**À faire:** D'après l'extrait sur la démocratie directe, quel pays Mobilisation Générale a-t-il étudié pour rendre ce concept clair ?
== Extrait du texte
La démocratie directe

LA FRANCE SOURDE A LA VOIE DU PEUPLE

Dans sa démarche d’organisation d’une insurrection citoyenne et non-violente, mais déterminée, Mobilisation Générale a choisi de traiter le sujet de la démocratie directe.
Afin de matérialiser ce concept de manière claire, nous nous sommes penchés sur le mode de fonctionnement de la Suisse. Afin d’être le plus objectif possible et le plus proche de la situation réelle de la démocratie en Suisse, nous avons regroupé nombre d’informations et d’articles, et vérifié nos sources.
La scission entre les citoyens et leurs dirigeants respectifs en Europe est un état de fait depuis déjà longtemps. Ces dernières années, les décisions anti démocratiques, voire même en violation des droits fondamentaux, démontrent la déroute vers laquelle nos politiciens nous ont irrémédiablement engagés. La France ne fait pas exception à cet ordre de marche. L’absence d’écoute de la volonté de son peuple en 2005 sur le refus des citoyens, par référendum, d’adopter la constitution européenne en est un exemple flagrant. La mise en place et les débordements concernant l’état d’urgence sont orientés et voulus par les « pops stars » en place qui souhaitent conserver le contrôle et la main mise sur le peuple, ainsi que leurs nombreux avantages. Pourquoi, sinon, leurs représailles seraient-elles dirigées contre la dissidence ? Il ne s’agit pas ici de contester sa légitimité dans sa lutte contre le pseudo-terrorisme, mais de voir plus loin que le bout de son nez. Les attentats horribles ne sont-ils pas le fruit de tractations secrètes, et l’ingérence de la France vis-à-vis de pays souverains, la réelle cause ?
====
== Entrées de données
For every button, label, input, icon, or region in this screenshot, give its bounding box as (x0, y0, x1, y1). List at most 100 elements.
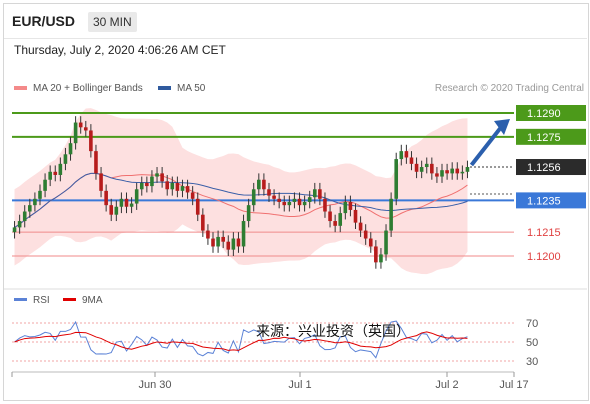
candle-body (374, 246, 378, 263)
timeframe-button[interactable]: 30 MIN (88, 12, 137, 32)
candle-body (460, 171, 465, 174)
candle-body (257, 179, 261, 190)
candle-body (328, 211, 332, 222)
candle-body (307, 197, 312, 202)
candle-body (206, 230, 210, 239)
candle-body (94, 151, 98, 174)
candle-body (262, 179, 266, 190)
candle-body (170, 182, 175, 190)
candle-body (277, 198, 281, 202)
candle-body (348, 201, 353, 210)
candle-body (323, 198, 327, 212)
candle-body (445, 170, 449, 174)
candle-body (318, 189, 322, 199)
level-tag-1_1275 (516, 128, 586, 145)
rsi-tick-50: 50 (526, 337, 538, 349)
candle-body (226, 241, 231, 250)
candle-body (58, 163, 63, 175)
watermark-text: 来源：兴业投资（英国） (256, 323, 410, 340)
candle-body (78, 122, 83, 128)
candle-body (404, 151, 409, 158)
candle-body (211, 238, 215, 247)
candle-body (267, 189, 271, 196)
candle-body (17, 221, 22, 228)
x-tick-label: Jul 1 (288, 379, 311, 391)
chart-header: EUR/USD 30 MIN (4, 4, 587, 39)
candle-body (338, 213, 343, 226)
candle-body (384, 230, 388, 255)
candle-body (190, 192, 195, 199)
candle-body (272, 195, 276, 199)
candle-body (302, 201, 307, 206)
level-tag-1_1290 (516, 105, 586, 121)
candle-body (216, 236, 220, 247)
rsi-label: RSI (33, 295, 50, 306)
candle-body (246, 205, 251, 222)
candle-body (185, 186, 190, 193)
projection-arrow-shaft (469, 124, 504, 167)
candle-body (368, 238, 373, 247)
rsi-tick-30: 30 (526, 356, 538, 368)
candle-body (12, 227, 17, 233)
candle-body (22, 211, 27, 222)
candle-body (180, 186, 185, 191)
candle-body (430, 163, 434, 174)
candle-body (389, 198, 393, 231)
ma20-label: MA 20 + Bollinger Bands (33, 83, 143, 94)
candle-body (394, 159, 399, 199)
symbol-title: EUR/USD (12, 13, 76, 29)
candle-body (455, 168, 460, 174)
candle-body (379, 254, 383, 263)
ma50-swatch (158, 86, 171, 91)
candle-body (195, 198, 200, 215)
candle-body (119, 198, 124, 207)
candle-body (251, 189, 256, 206)
level-label-1_1290: 1.1290 (527, 108, 561, 120)
candle-body (129, 203, 134, 207)
candle-body (292, 198, 297, 202)
candle-body (282, 201, 287, 206)
candle-body (236, 238, 241, 247)
candle-body (33, 198, 37, 206)
level-label-1_1235: 1.1235 (527, 195, 561, 207)
candle-body (312, 189, 317, 198)
rsi-swatch (14, 298, 27, 301)
last-price-tag (516, 159, 586, 176)
candle-body (201, 214, 205, 231)
candle-body (465, 167, 470, 172)
legend-ma50: MA 50 (158, 83, 205, 94)
candle-body (175, 182, 180, 191)
candle-body (73, 122, 78, 144)
candle-body (104, 190, 108, 206)
x-tick-label: Jun 30 (138, 379, 171, 391)
ma9-swatch (63, 298, 76, 301)
candle-body (231, 238, 236, 250)
candle-body (241, 221, 246, 247)
candle-body (83, 127, 88, 131)
candle-body (89, 130, 93, 152)
level-tag-1_1235 (516, 192, 586, 209)
candle-body (114, 206, 119, 215)
candle-body (221, 236, 225, 242)
candle-body (165, 181, 170, 190)
candle-body (63, 154, 68, 164)
candle-body (363, 230, 368, 239)
candle-body (68, 143, 73, 155)
candle-body (43, 179, 47, 191)
rsi-tick-70: 70 (526, 318, 538, 330)
candle-body (150, 176, 154, 187)
candle-body (109, 205, 114, 215)
x-tick-label: Jul 17 (499, 379, 528, 391)
research-credit: Research © 2020 Trading Central (434, 83, 584, 94)
ma9-label: 9MA (82, 295, 103, 306)
candle-body (160, 173, 164, 182)
candle-body (38, 190, 42, 199)
projection-arrow-head (494, 119, 510, 135)
candle-body (155, 173, 159, 177)
candle-body (297, 198, 302, 206)
candle-body (414, 163, 419, 172)
rsi-line (14, 320, 468, 359)
candle-body (424, 163, 429, 168)
candle-body (358, 222, 363, 231)
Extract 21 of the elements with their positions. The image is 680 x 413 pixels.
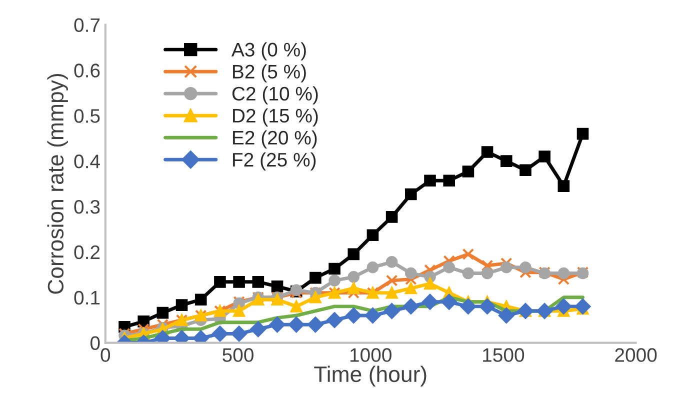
y-tick-label: 0.5 (74, 109, 100, 123)
legend-label: D2 (15 %) (233, 108, 318, 126)
legend-label: C2 (10 %) (232, 86, 318, 104)
x-tick-label: 1000 (350, 348, 392, 362)
legend-label: A3 (0 %) (231, 42, 306, 60)
y-tick-label: 0.1 (74, 290, 100, 305)
x-tick-label: 0 (100, 348, 110, 362)
y-axis-title: Corrosion rate (mmpy) (47, 74, 68, 294)
x-tick-label: 1500 (483, 348, 524, 362)
y-tick-label: 0.7 (74, 18, 100, 32)
y-tick-label: 0.4 (74, 154, 100, 168)
y-tick-label: 0.3 (74, 200, 100, 214)
legend-label: F2 (25 %) (233, 152, 316, 170)
y-tick-label: 0 (90, 336, 100, 350)
x-tick-label: 500 (222, 348, 254, 362)
y-tick-label: 0.6 (74, 64, 100, 78)
x-axis-title: Time (hour) (314, 366, 426, 386)
y-tick-label: 0.2 (74, 245, 100, 260)
legend-label: B2 (5 %) (233, 64, 306, 82)
x-tick-label: 2000 (615, 348, 657, 362)
legend-label: E2 (20 %) (233, 130, 317, 148)
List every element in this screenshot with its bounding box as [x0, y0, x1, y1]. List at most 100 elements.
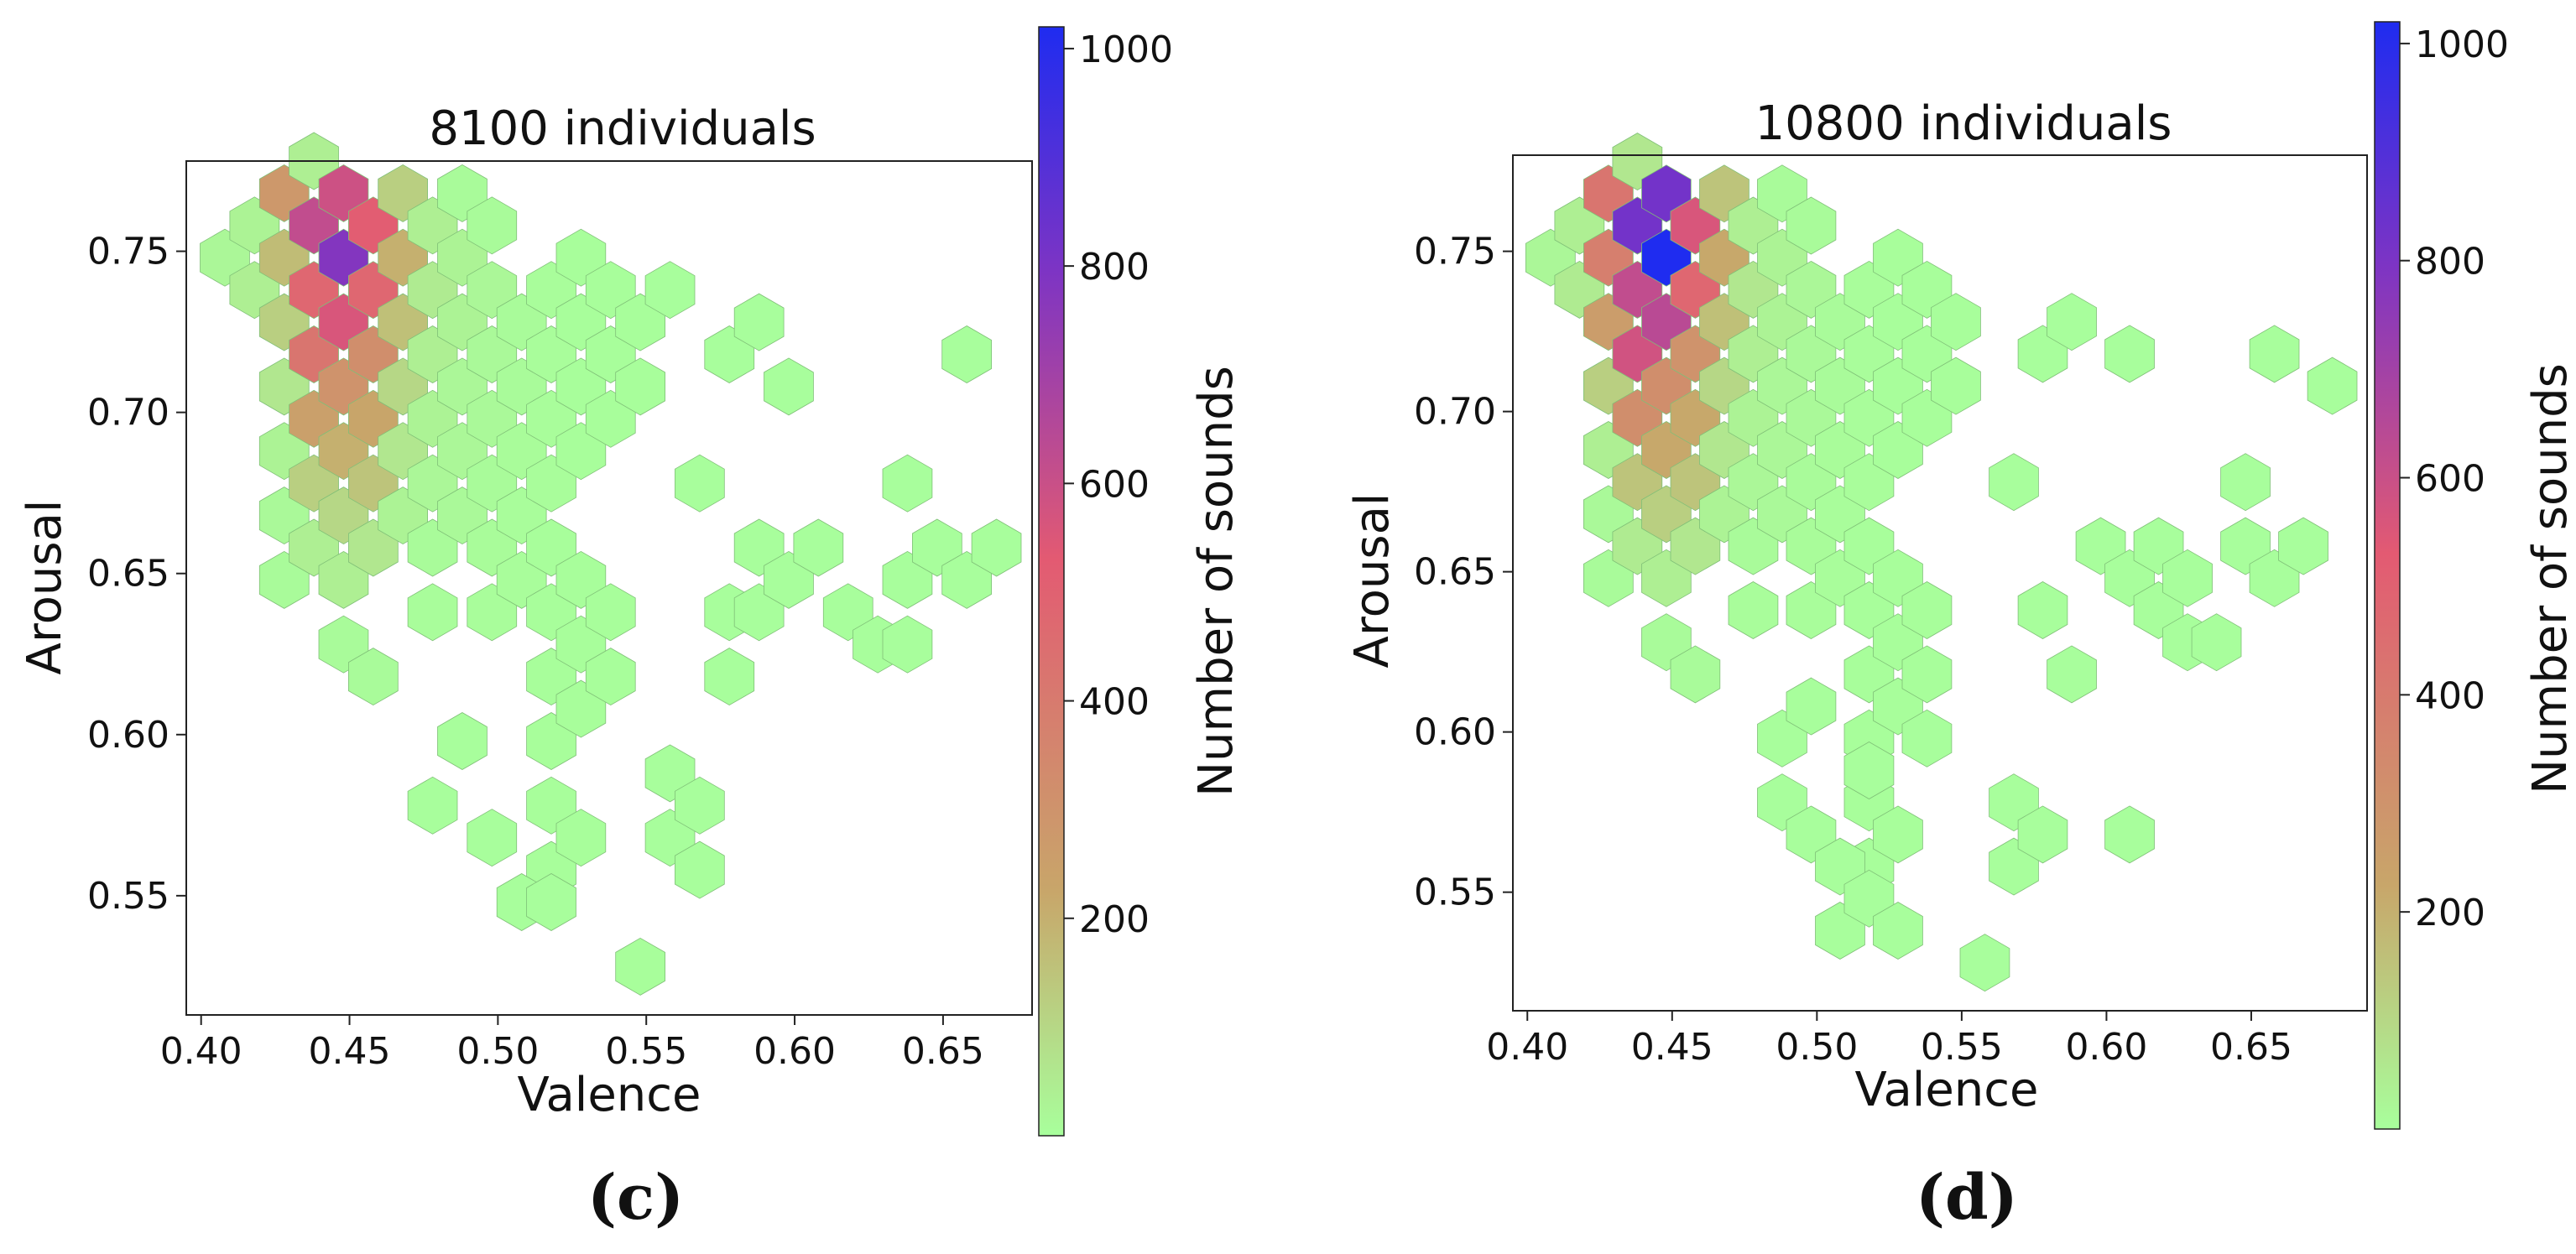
====
**Réponse:** La Suisse.